To be done:
Copy out all lines of the records in which the word "fulvestrant" appears.
═════ Listed records
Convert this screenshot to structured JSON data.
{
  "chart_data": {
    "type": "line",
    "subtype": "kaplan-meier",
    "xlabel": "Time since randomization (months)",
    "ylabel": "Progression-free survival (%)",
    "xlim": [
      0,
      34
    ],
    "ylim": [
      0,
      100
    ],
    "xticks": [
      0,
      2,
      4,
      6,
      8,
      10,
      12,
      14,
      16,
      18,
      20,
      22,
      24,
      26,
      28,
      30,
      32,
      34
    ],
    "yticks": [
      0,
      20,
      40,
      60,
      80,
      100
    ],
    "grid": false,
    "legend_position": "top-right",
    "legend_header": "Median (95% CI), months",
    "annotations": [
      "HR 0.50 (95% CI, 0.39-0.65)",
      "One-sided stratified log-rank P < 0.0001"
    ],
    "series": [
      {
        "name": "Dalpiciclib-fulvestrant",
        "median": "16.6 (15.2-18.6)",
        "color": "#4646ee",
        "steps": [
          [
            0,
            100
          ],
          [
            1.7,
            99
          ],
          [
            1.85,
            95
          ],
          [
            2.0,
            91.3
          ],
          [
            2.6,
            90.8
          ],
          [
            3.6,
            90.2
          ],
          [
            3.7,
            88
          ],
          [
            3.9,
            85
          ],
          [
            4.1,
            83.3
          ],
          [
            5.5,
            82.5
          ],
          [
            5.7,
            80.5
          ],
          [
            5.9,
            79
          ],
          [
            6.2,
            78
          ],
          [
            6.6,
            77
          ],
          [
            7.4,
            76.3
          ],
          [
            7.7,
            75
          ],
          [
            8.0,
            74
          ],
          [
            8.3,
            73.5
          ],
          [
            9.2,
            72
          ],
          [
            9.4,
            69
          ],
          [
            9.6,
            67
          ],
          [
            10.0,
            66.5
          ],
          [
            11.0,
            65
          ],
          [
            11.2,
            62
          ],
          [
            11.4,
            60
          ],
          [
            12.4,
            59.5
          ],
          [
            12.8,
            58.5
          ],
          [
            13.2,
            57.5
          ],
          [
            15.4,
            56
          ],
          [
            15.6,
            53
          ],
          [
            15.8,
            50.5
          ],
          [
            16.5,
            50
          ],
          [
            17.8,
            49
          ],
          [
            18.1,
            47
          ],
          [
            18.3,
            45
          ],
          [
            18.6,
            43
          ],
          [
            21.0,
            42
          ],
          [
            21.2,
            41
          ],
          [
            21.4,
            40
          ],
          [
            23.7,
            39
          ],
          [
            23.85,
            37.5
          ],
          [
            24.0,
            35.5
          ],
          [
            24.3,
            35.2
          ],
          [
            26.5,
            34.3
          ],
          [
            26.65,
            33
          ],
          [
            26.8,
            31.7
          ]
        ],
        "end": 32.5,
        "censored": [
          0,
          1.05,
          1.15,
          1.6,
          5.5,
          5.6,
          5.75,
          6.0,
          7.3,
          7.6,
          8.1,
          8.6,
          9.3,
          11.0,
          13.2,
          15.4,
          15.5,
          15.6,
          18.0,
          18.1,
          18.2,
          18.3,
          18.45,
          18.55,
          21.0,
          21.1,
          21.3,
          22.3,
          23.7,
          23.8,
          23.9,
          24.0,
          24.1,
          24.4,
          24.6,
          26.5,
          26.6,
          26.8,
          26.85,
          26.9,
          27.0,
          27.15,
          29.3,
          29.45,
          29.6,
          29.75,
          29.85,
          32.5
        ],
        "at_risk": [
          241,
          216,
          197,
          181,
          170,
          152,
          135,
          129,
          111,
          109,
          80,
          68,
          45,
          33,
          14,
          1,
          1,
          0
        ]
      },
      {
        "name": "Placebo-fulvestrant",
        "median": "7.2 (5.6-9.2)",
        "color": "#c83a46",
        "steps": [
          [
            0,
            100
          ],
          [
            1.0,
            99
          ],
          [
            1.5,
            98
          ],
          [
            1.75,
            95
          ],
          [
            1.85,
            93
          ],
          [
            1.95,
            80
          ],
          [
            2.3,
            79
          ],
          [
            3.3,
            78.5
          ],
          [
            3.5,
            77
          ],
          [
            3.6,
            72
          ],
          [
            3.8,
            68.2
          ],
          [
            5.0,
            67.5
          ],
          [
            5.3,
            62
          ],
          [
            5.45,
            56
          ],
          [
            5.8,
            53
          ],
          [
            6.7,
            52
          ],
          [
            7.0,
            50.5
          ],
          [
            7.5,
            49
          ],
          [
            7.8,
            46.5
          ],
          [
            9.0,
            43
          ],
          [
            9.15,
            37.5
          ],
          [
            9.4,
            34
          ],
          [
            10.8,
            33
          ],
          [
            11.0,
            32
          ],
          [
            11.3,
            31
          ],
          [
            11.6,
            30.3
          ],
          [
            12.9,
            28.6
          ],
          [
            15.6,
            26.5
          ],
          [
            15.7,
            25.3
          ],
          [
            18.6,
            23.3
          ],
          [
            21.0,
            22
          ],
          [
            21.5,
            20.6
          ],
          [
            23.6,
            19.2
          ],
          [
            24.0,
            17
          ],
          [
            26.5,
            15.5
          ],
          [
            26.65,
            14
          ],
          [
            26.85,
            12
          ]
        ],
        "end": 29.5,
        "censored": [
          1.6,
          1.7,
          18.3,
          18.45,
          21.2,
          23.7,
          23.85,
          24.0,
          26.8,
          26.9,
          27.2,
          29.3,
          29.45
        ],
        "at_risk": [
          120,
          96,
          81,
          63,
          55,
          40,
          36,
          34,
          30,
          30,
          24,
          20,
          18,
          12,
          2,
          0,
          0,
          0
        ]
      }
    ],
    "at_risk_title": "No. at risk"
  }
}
══════════
Exercise output:
        "name": "Dalpiciclib-fulvestrant",
        "name": "Placebo-fulvestrant",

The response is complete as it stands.